» Stated task:
In the material below, edit the stretch from the line containing "candle (844, 263, 885, 307)" through the line containing "candlestick-series (286, 30, 1647, 439)" so that "high-label" becomes "high-price-label", leaving everything else unchanged. Return only those lines.

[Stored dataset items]
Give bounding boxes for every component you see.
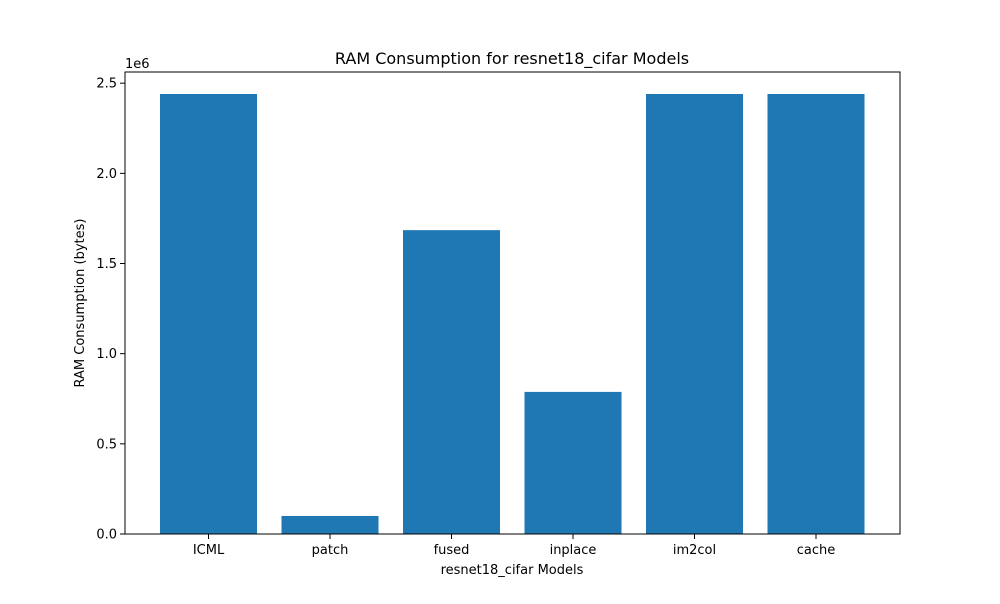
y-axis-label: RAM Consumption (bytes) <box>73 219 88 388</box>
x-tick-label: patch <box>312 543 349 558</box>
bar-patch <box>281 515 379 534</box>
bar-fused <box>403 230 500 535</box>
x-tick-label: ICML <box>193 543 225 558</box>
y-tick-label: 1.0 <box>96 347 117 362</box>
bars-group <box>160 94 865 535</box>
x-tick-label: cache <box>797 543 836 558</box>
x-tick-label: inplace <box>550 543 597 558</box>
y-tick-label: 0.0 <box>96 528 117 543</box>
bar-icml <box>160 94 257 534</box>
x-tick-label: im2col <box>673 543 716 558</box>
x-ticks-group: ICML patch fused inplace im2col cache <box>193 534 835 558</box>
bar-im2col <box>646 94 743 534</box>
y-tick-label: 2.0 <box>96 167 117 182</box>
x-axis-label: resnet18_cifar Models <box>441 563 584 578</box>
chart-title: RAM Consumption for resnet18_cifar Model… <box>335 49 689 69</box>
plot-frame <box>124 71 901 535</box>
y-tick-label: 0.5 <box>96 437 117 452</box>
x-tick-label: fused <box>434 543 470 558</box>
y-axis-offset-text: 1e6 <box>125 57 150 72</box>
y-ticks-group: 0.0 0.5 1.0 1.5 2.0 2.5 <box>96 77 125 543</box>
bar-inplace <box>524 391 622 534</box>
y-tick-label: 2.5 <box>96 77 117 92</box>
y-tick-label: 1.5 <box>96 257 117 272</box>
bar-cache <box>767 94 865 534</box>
--
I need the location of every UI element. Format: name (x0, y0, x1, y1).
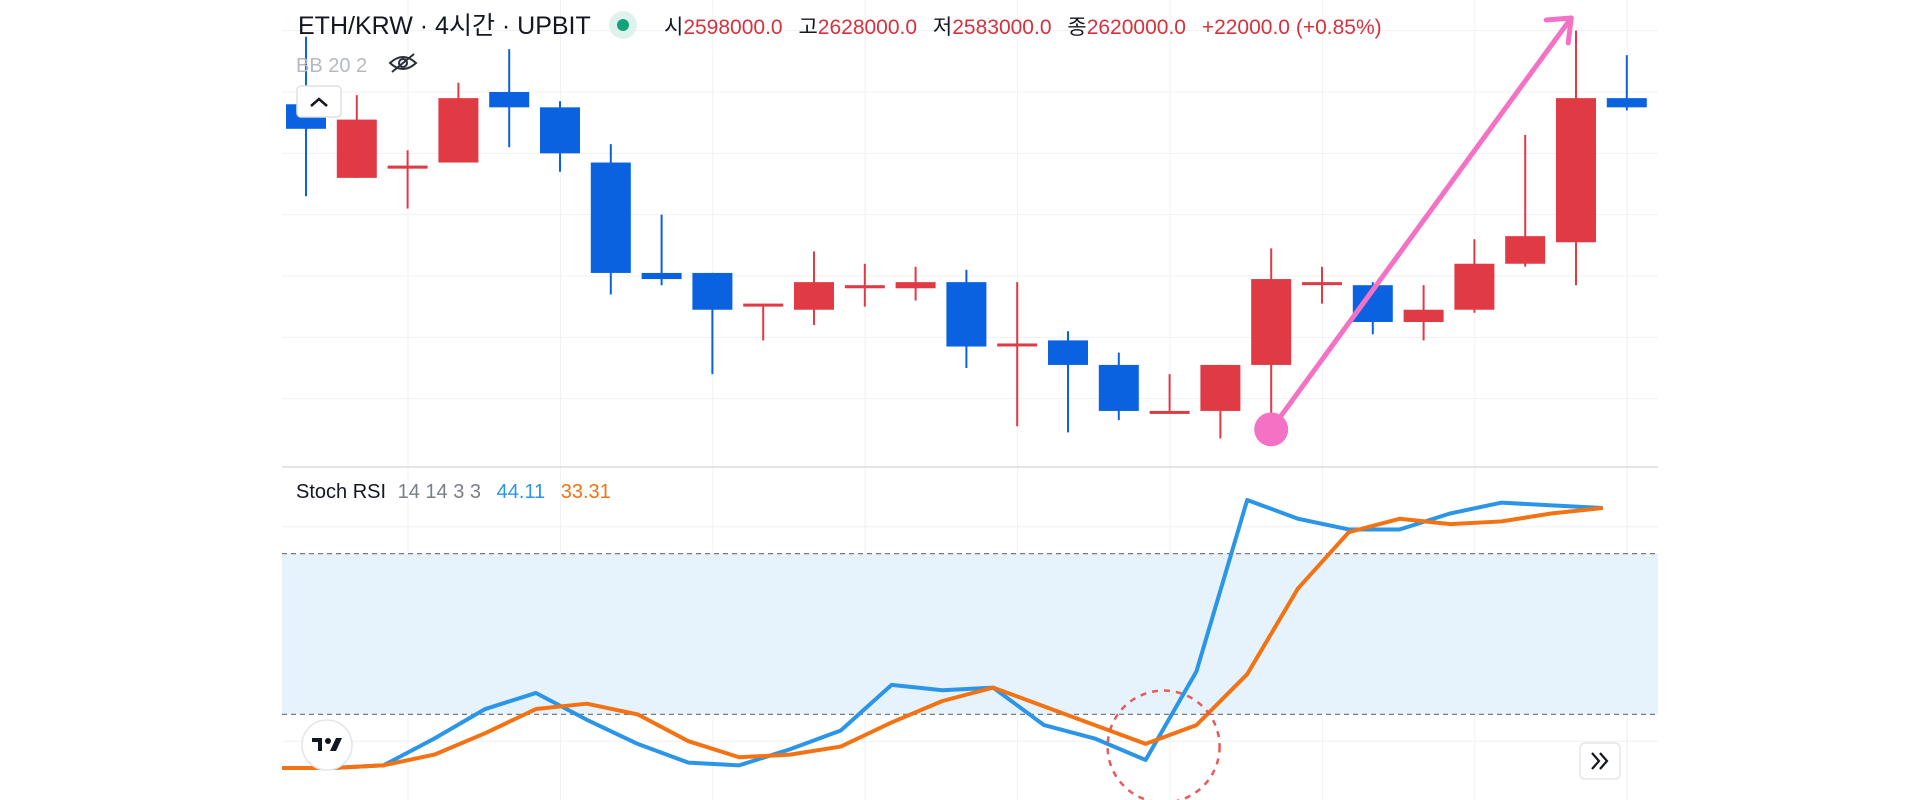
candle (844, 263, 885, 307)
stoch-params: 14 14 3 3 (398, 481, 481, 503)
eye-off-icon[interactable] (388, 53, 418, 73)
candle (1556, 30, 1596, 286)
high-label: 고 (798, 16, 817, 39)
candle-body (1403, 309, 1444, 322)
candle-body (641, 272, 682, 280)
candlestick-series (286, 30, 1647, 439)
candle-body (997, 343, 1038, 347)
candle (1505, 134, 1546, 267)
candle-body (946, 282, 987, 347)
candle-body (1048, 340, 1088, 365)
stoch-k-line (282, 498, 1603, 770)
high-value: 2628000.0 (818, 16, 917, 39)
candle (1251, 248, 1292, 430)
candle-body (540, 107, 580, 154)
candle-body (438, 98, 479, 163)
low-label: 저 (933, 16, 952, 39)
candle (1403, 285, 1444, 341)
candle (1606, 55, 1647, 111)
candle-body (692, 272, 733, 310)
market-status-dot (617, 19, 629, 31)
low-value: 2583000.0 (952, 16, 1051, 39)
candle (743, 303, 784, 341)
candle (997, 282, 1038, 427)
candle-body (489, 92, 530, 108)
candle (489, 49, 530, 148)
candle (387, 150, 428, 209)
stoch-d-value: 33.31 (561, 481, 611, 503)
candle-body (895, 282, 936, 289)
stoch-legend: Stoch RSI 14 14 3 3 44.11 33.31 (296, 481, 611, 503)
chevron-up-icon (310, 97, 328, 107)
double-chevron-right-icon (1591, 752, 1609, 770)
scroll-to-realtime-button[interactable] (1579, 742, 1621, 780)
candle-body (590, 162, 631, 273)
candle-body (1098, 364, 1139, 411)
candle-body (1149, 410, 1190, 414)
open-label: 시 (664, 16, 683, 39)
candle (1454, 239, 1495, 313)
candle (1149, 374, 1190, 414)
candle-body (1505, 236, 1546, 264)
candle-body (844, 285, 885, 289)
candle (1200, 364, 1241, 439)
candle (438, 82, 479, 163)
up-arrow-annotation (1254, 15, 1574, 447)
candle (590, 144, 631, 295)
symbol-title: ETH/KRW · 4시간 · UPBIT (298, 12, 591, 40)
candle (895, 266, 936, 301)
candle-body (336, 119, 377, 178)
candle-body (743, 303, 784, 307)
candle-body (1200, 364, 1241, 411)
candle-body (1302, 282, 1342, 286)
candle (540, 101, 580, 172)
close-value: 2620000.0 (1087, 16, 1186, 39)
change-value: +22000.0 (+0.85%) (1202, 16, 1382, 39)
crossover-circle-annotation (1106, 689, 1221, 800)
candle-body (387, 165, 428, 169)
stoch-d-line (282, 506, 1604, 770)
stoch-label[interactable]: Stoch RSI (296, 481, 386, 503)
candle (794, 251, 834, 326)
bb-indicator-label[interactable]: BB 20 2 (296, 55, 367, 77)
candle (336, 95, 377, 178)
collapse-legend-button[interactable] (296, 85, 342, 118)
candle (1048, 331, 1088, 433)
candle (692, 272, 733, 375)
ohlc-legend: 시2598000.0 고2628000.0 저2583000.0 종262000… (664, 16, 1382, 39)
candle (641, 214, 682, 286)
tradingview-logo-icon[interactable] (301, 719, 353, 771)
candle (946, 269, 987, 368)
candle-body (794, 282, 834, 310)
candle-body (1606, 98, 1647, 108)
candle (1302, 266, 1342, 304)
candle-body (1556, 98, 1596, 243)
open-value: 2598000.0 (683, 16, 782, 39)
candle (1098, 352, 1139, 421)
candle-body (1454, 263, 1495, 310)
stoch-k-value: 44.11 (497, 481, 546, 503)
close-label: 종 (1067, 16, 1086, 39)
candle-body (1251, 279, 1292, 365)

» Result for this exercise:
candle (844, 263, 885, 307)
stoch-params: 14 14 3 3 (398, 481, 481, 503)
eye-off-icon[interactable] (388, 53, 418, 73)
candle (1556, 30, 1596, 286)
high-price-label: 고 (798, 16, 817, 39)
candle-body (1403, 309, 1444, 322)
candle-body (641, 272, 682, 280)
candlestick-series (286, 30, 1647, 439)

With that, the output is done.